== GIVEN INSTRUCTION ==
Copy the lines below as they are; omit the images they contain.

■ ■ ■ ■ ■

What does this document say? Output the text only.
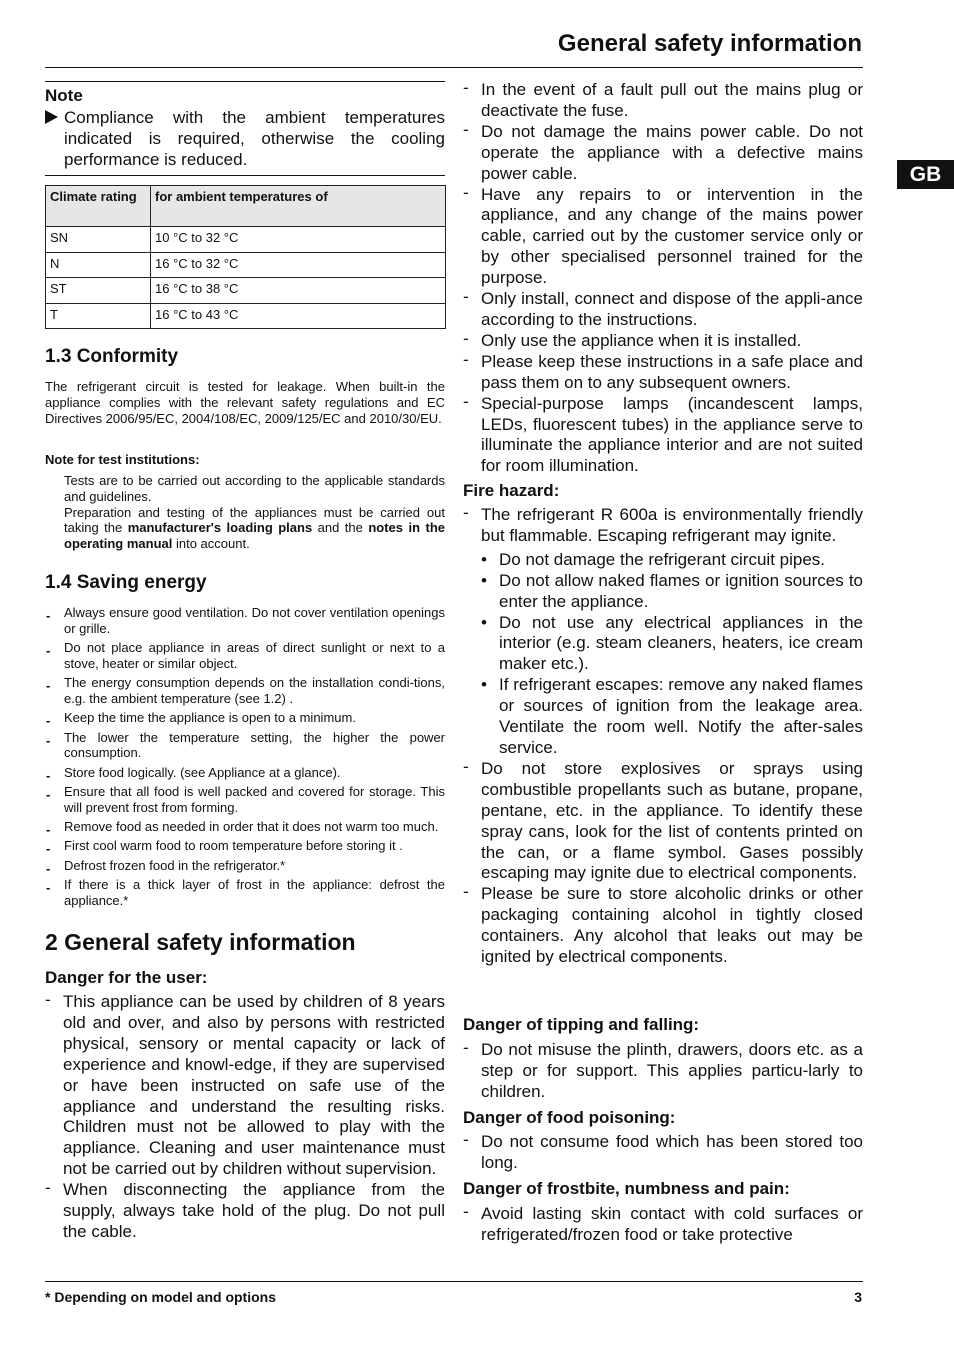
General safety information
GB
Note
Compliance with the ambient temperatures indicated is required, otherwise the cooling performance is reduced.
Climate rating	for ambient temperatures of
SN	10 °C to 32 °C
N	16 °C to 32 °C
ST	16 °C to 38 °C
T	16 °C to 43 °C
1.3 Conformity
The refrigerant circuit is tested for leakage. When built-in the appliance complies with the relevant safety regulations and EC Directives 2006/95/EC, 2004/108/EC, 2009/125/EC and 2010/30/EU.
Note for test institutions:
Tests are to be carried out according to the applicable standards and guidelines.
Preparation and testing of the appliances must be carried out taking the manufacturer's loading plans and the notes in the operating manual into account.
1.4 Saving energy
- Always ensure good ventilation. Do not cover ventilation openings or grille.
- Do not place appliance in areas of direct sunlight or next to a stove, heater or similar object.
- The energy consumption depends on the installation condi-tions, e.g. the ambient temperature (see 1.2) .
- Keep the time the appliance is open to a minimum.
- The lower the temperature setting, the higher the power consumption.
- Store food logically. (see Appliance at a glance).
- Ensure that all food is well packed and covered for storage. This will prevent frost from forming.
- Remove food as needed in order that it does not warm too much.
- First cool warm food to room temperature before storing it .
- Defrost frozen food in the refrigerator.*
- If there is a thick layer of frost in the appliance: defrost the appliance.*
2 General safety information
Danger for the user:
- This appliance can be used by children of 8 years old and over, and also by persons with restricted physical, sensory or mental capacity or lack of experience and knowl-edge, if they are supervised or have been instructed on safe use of the appliance and understand the resulting risks. Children must not be allowed to play with the appliance. Cleaning and user maintenance must not be carried out by children without supervision.
- When disconnecting the appliance from the supply, always take hold of the plug. Do not pull the cable.
- In the event of a fault pull out the mains plug or deactivate the fuse.
- Do not damage the mains power cable. Do not operate the appliance with a defective mains power cable.
- Have any repairs to or intervention in the appliance, and any change of the mains power cable, carried out by the customer service only or by other specialised personnel trained for the purpose.
- Only install, connect and dispose of the appli-ance according to the instructions.
- Only use the appliance when it is installed.
- Please keep these instructions in a safe place and pass them on to any subsequent owners.
- Special-purpose lamps (incandescent lamps, LEDs, fluorescent tubes) in the appliance serve to illuminate the appliance interior and are not suited for room illumination.
Fire hazard:
- The refrigerant R 600a is environmentally friendly but flammable. Escaping refrigerant may ignite.
• Do not damage the refrigerant circuit pipes.
• Do not allow naked flames or ignition sources to enter the appliance.
• Do not use any electrical appliances in the interior (e.g. steam cleaners, heaters, ice cream maker etc.).
• If refrigerant escapes: remove any naked flames or sources of ignition from the leakage area. Ventilate the room well. Notify the after-sales service.
- Do not store explosives or sprays using combustible propellants such as butane, propane, pentane, etc. in the appliance. To identify these spray cans, look for the list of contents printed on the can, or a flame symbol. Gases possibly escaping may ignite due to electrical components.
- Please be sure to store alcoholic drinks or other packaging containing alcohol in tightly closed containers. Any alcohol that leaks out may be ignited by electrical components.
Danger of tipping and falling:
- Do not misuse the plinth, drawers, doors etc. as a step or for support. This applies particu-larly to children.
Danger of food poisoning:
- Do not consume food which has been stored too long.
Danger of frostbite, numbness and pain:
- Avoid lasting skin contact with cold surfaces or refrigerated/frozen food or take protective
* Depending on model and options	3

■ ■ ■ ■ ■

== RESPONSE ==
What does this document say? Output the text only.
General safety information
GB
Note
Compliance with the ambient temperatures indicated is required, otherwise the cooling performance is reduced.
Climate rating	for ambient temperatures of
SN	10 °C to 32 °C
N	16 °C to 32 °C
ST	16 °C to 38 °C
T	16 °C to 43 °C
1.3 Conformity
The refrigerant circuit is tested for leakage. When built-in the appliance complies with the relevant safety regulations and EC Directives 2006/95/EC, 2004/108/EC, 2009/125/EC and 2010/30/EU.
Note for test institutions:
Tests are to be carried out according to the applicable standards and guidelines.
Preparation and testing of the appliances must be carried out taking the manufacturer's loading plans and the notes in the operating manual into account.
1.4 Saving energy
- Always ensure good ventilation. Do not cover ventilation openings or grille.
- Do not place appliance in areas of direct sunlight or next to a stove, heater or similar object.
- The energy consumption depends on the installation condi-tions, e.g. the ambient temperature (see 1.2) .
- Keep the time the appliance is open to a minimum.
- The lower the temperature setting, the higher the power consumption.
- Store food logically. (see Appliance at a glance).
- Ensure that all food is well packed and covered for storage. This will prevent frost from forming.
- Remove food as needed in order that it does not warm too much.
- First cool warm food to room temperature before storing it .
- Defrost frozen food in the refrigerator.*
- If there is a thick layer of frost in the appliance: defrost the appliance.*
2 General safety information
Danger for the user:
- This appliance can be used by children of 8 years old and over, and also by persons with restricted physical, sensory or mental capacity or lack of experience and knowl-edge, if they are supervised or have been instructed on safe use of the appliance and understand the resulting risks. Children must not be allowed to play with the appliance. Cleaning and user maintenance must not be carried out by children without supervision.
- When disconnecting the appliance from the supply, always take hold of the plug. Do not pull the cable.
- In the event of a fault pull out the mains plug or deactivate the fuse.
- Do not damage the mains power cable. Do not operate the appliance with a defective mains power cable.
- Have any repairs to or intervention in the appliance, and any change of the mains power cable, carried out by the customer service only or by other specialised personnel trained for the purpose.
- Only install, connect and dispose of the appli-ance according to the instructions.
- Only use the appliance when it is installed.
- Please keep these instructions in a safe place and pass them on to any subsequent owners.
- Special-purpose lamps (incandescent lamps, LEDs, fluorescent tubes) in the appliance serve to illuminate the appliance interior and are not suited for room illumination.
Fire hazard:
- The refrigerant R 600a is environmentally friendly but flammable. Escaping refrigerant may ignite.
• Do not damage the refrigerant circuit pipes.
• Do not allow naked flames or ignition sources to enter the appliance.
• Do not use any electrical appliances in the interior (e.g. steam cleaners, heaters, ice cream maker etc.).
• If refrigerant escapes: remove any naked flames or sources of ignition from the leakage area. Ventilate the room well. Notify the after-sales service.
- Do not store explosives or sprays using combustible propellants such as butane, propane, pentane, etc. in the appliance. To identify these spray cans, look for the list of contents printed on the can, or a flame symbol. Gases possibly escaping may ignite due to electrical components.
- Please be sure to store alcoholic drinks or other packaging containing alcohol in tightly closed containers. Any alcohol that leaks out may be ignited by electrical components.
Danger of tipping and falling:
- Do not misuse the plinth, drawers, doors etc. as a step or for support. This applies particu-larly to children.
Danger of food poisoning:
- Do not consume food which has been stored too long.
Danger of frostbite, numbness and pain:
- Avoid lasting skin contact with cold surfaces or refrigerated/frozen food or take protective
* Depending on model and options	3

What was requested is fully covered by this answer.